*** EXCERPTED RECORDS

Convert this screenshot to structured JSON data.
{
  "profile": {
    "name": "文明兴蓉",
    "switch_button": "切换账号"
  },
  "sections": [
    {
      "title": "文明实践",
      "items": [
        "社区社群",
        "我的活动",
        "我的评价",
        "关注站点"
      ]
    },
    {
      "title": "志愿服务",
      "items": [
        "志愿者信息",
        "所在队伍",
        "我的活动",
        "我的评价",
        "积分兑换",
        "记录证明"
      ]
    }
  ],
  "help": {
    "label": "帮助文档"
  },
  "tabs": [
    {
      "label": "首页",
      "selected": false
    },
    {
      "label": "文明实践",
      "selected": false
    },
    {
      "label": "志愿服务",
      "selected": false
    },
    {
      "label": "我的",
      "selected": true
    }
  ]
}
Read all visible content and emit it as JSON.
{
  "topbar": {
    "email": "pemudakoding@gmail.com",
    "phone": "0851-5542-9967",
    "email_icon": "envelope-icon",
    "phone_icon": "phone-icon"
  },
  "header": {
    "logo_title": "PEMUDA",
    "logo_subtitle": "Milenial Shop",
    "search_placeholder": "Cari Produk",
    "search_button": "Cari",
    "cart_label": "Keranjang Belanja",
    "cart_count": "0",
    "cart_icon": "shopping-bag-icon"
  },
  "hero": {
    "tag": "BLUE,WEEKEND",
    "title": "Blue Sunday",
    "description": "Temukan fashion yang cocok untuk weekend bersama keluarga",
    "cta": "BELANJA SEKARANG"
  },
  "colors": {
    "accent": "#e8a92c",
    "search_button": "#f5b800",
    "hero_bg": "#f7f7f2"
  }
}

******

## SHORT EXERCISE
Reproduce the data in full, exactly as presented.

## THE COMPLETED TASK
Convert this screenshot to structured JSON data.
{
  "profile": {
    "name": "文明兴蓉",
    "switch_button": "切换账号"
  },
  "sections": [
    {
      "title": "文明实践",
      "items": [
        "社区社群",
        "我的活动",
        "我的评价",
        "关注站点"
      ]
    },
    {
      "title": "志愿服务",
      "items": [
        "志愿者信息",
        "所在队伍",
        "我的活动",
        "我的评价",
        "积分兑换",
        "记录证明"
      ]
    }
  ],
  "help": {
    "label": "帮助文档"
  },
  "tabs": [
    {
      "label": "首页",
      "selected": false
    },
    {
      "label": "文明实践",
      "selected": false
    },
    {
      "label": "志愿服务",
      "selected": false
    },
    {
      "label": "我的",
      "selected": true
    }
  ]
}
Read all visible content and emit it as JSON.
{
  "topbar": {
    "email": "pemudakoding@gmail.com",
    "phone": "0851-5542-9967",
    "email_icon": "envelope-icon",
    "phone_icon": "phone-icon"
  },
  "header": {
    "logo_title": "PEMUDA",
    "logo_subtitle": "Milenial Shop",
    "search_placeholder": "Cari Produk",
    "search_button": "Cari",
    "cart_label": "Keranjang Belanja",
    "cart_count": "0",
    "cart_icon": "shopping-bag-icon"
  },
  "hero": {
    "tag": "BLUE,WEEKEND",
    "title": "Blue Sunday",
    "description": "Temukan fashion yang cocok untuk weekend bersama keluarga",
    "cta": "BELANJA SEKARANG"
  },
  "colors": {
    "accent": "#e8a92c",
    "search_button": "#f5b800",
    "hero_bg": "#f7f7f2"
  }
}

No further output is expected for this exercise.